* _CHALLENGE_: Repeat the records verbatim and leave the pictures out of your copy.

* _DATA FOR PROCESSING_:
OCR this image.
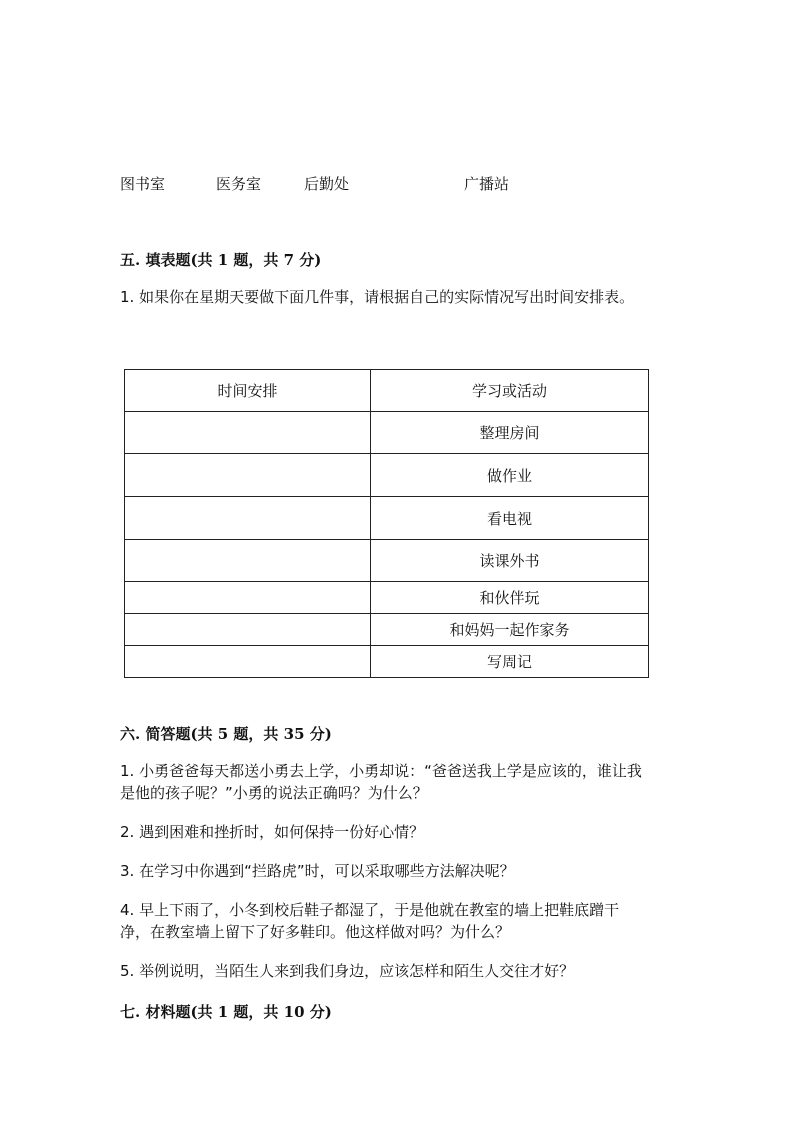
图书室	医务室	后勤处	广播站
五. 填表题(共 1 题，共 7 分)
1. 如果你在星期天要做下面几件事，请根据自己的实际情况写出时间安排表。
时间安排	学习或活动
	整理房间
	做作业
	看电视
	读课外书
	和伙伴玩
	和妈妈一起作家务
	写周记
六. 简答题(共 5 题，共 35 分)
1. 小勇爸爸每天都送小勇去上学，小勇却说：“爸爸送我上学是应该的，谁让我
是他的孩子呢？”小勇的说法正确吗？为什么？
2. 遇到困难和挫折时，如何保持一份好心情？
3. 在学习中你遇到“拦路虎”时，可以采取哪些方法解决呢？
4. 早上下雨了，小冬到校后鞋子都湿了，于是他就在教室的墙上把鞋底蹭干
净，在教室墙上留下了好多鞋印。他这样做对吗？为什么？
5. 举例说明，当陌生人来到我们身边，应该怎样和陌生人交往才好？
七. 材料题(共 1 题，共 10 分)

* _SOLVED EXERCISE_:
OCR this image.
图书室	医务室	后勤处	广播站
五. 填表题(共 1 题，共 7 分)
1. 如果你在星期天要做下面几件事，请根据自己的实际情况写出时间安排表。
时间安排	学习或活动
	整理房间
	做作业
	看电视
	读课外书
	和伙伴玩
	和妈妈一起作家务
	写周记
六. 简答题(共 5 题，共 35 分)
1. 小勇爸爸每天都送小勇去上学，小勇却说：“爸爸送我上学是应该的，谁让我
是他的孩子呢？”小勇的说法正确吗？为什么？
2. 遇到困难和挫折时，如何保持一份好心情？
3. 在学习中你遇到“拦路虎”时，可以采取哪些方法解决呢？
4. 早上下雨了，小冬到校后鞋子都湿了，于是他就在教室的墙上把鞋底蹭干
净，在教室墙上留下了好多鞋印。他这样做对吗？为什么？
5. 举例说明，当陌生人来到我们身边，应该怎样和陌生人交往才好？
七. 材料题(共 1 题，共 10 分)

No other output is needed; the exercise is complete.